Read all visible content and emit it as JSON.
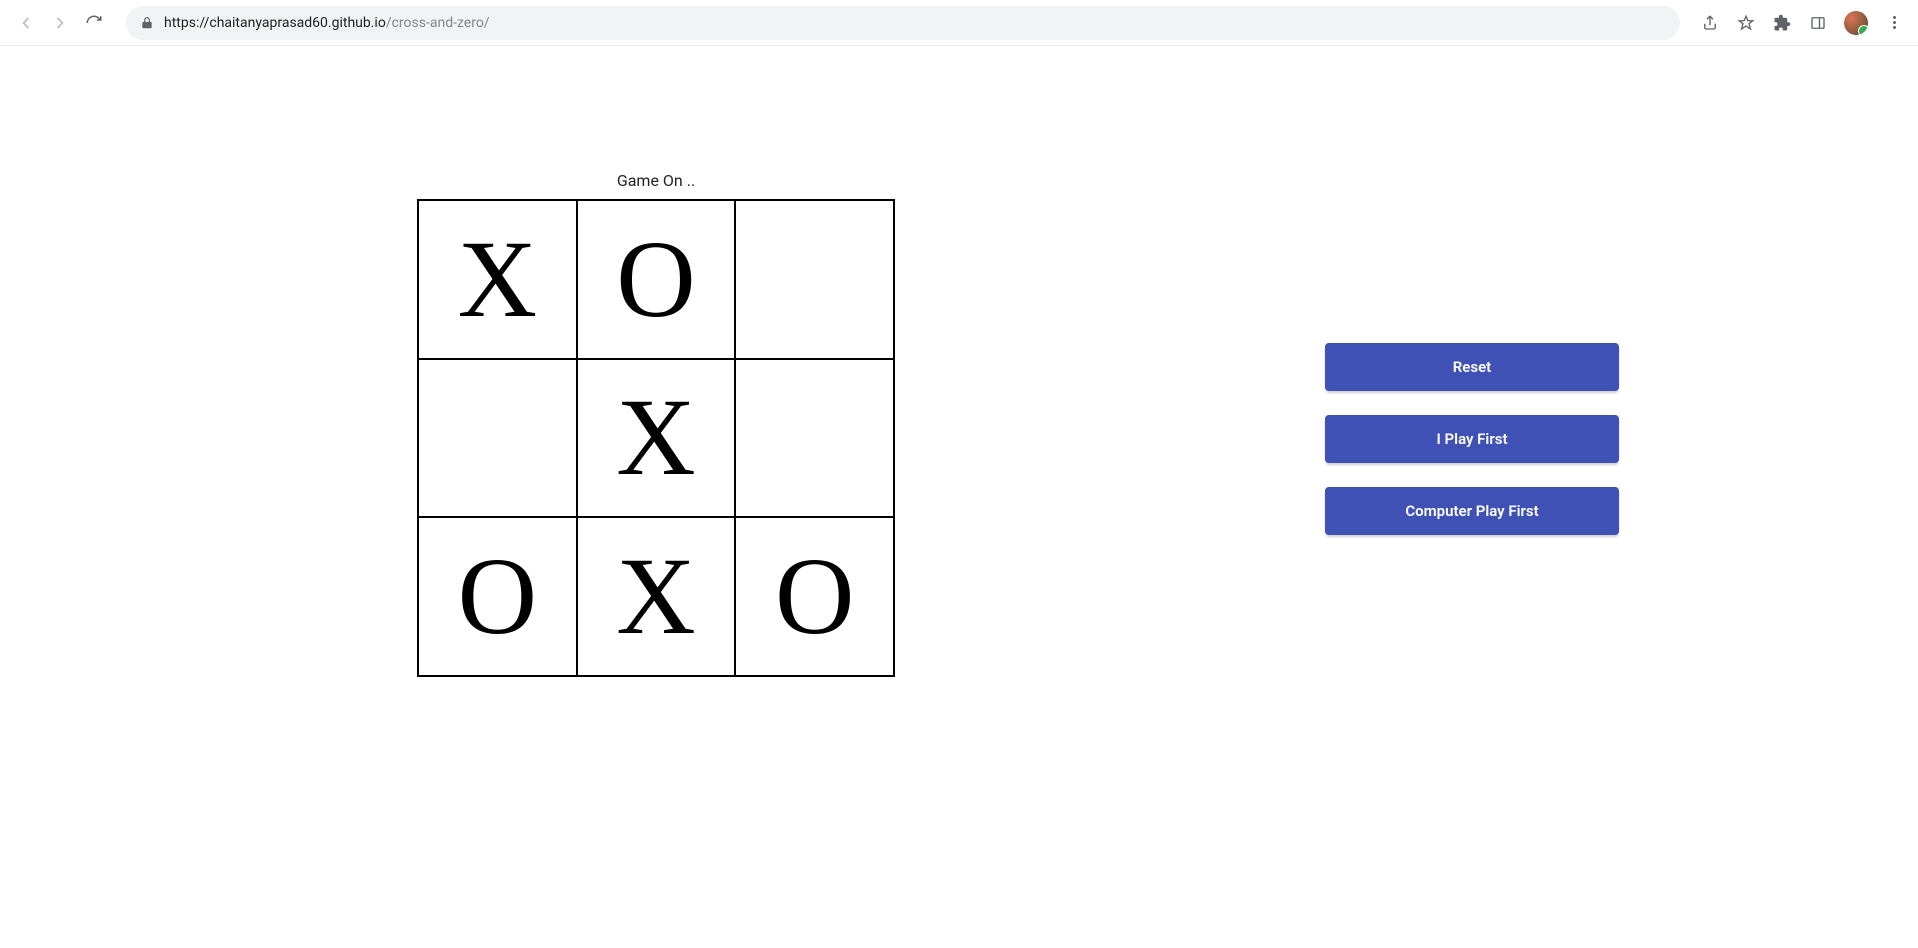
{
  "browser": {
    "url_host": "https://chaitanyaprasad60.github.io",
    "url_path": "/cross-and-zero/"
  },
  "game": {
    "status": "Game On ..",
    "board": [
      [
        "X",
        "O",
        ""
      ],
      [
        "",
        "X",
        ""
      ],
      [
        "O",
        "X",
        "O"
      ]
    ]
  },
  "buttons": {
    "reset": "Reset",
    "i_play_first": "I Play First",
    "computer_play_first": "Computer Play First"
  }
}
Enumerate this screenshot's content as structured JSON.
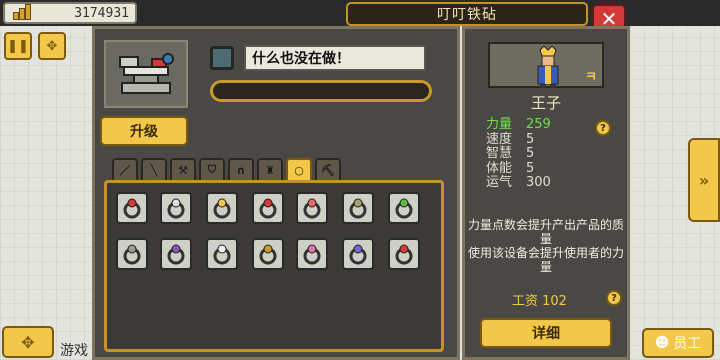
{
  "topbar": {
    "money": "3174931"
  },
  "window": {
    "title": "叮叮铁砧",
    "close_label": "✕"
  },
  "left": {
    "status_text": "什么也没在做！",
    "progress": 0,
    "upgrade_label": "升级",
    "tabs": [
      "sword-icon",
      "staff-icon",
      "axe-icon",
      "shield-icon",
      "helmet-icon",
      "armor-icon",
      "ring-icon",
      "tool-icon"
    ],
    "active_tab": 6,
    "items": [
      "ring-red-icon",
      "ring-moon-icon",
      "star-ring-icon",
      "ruby-ring-icon",
      "pearl-ring-icon",
      "bead-necklace-icon",
      "emerald-ring-icon",
      "pendant-icon",
      "grape-necklace-icon",
      "horn-icon",
      "gold-ring-icon",
      "heart-necklace-icon",
      "amethyst-ring-icon",
      "rose-ring-icon"
    ]
  },
  "right": {
    "character_name": "王子",
    "level_badge": "ㅋ",
    "stats": [
      {
        "label": "力量",
        "value": "259",
        "highlight": true
      },
      {
        "label": "速度",
        "value": "5"
      },
      {
        "label": "智慧",
        "value": "5"
      },
      {
        "label": "体能",
        "value": "5"
      },
      {
        "label": "运气",
        "value": "300"
      }
    ],
    "description": "力量点数会提升产出产品的质量\n使用该设备会提升使用者的力量",
    "wage": "工资 102",
    "detail_label": "详细"
  },
  "bottom": {
    "staff_label": "员工",
    "game_text": "游戏"
  },
  "colors": {
    "accent": "#f3c84a",
    "panel": "#494844",
    "highlight": "#6ee04a"
  }
}
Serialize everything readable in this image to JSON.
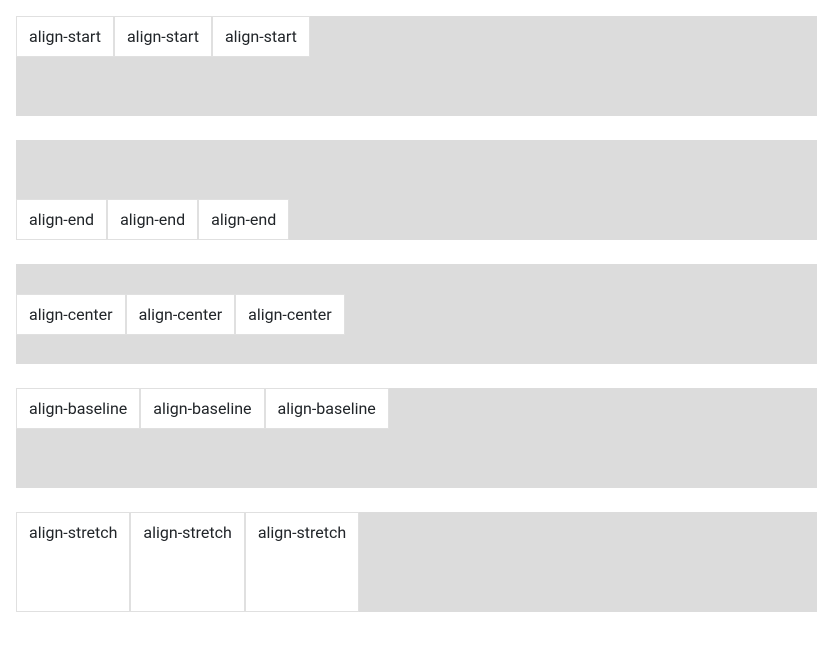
{
  "rows": [
    {
      "label": "align-start"
    },
    {
      "label": "align-end"
    },
    {
      "label": "align-center"
    },
    {
      "label": "align-baseline"
    },
    {
      "label": "align-stretch"
    }
  ]
}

+++

Directive —
Where a line holds "ring", copy it out.

Final result —
      "ring-icon",
      "ring-red-icon",
      "ring-moon-icon",
      "star-ring-icon",
      "ruby-ring-icon",
      "pearl-ring-icon",
      "emerald-ring-icon",
      "gold-ring-icon",
      "amethyst-ring-icon",
      "rose-ring-icon"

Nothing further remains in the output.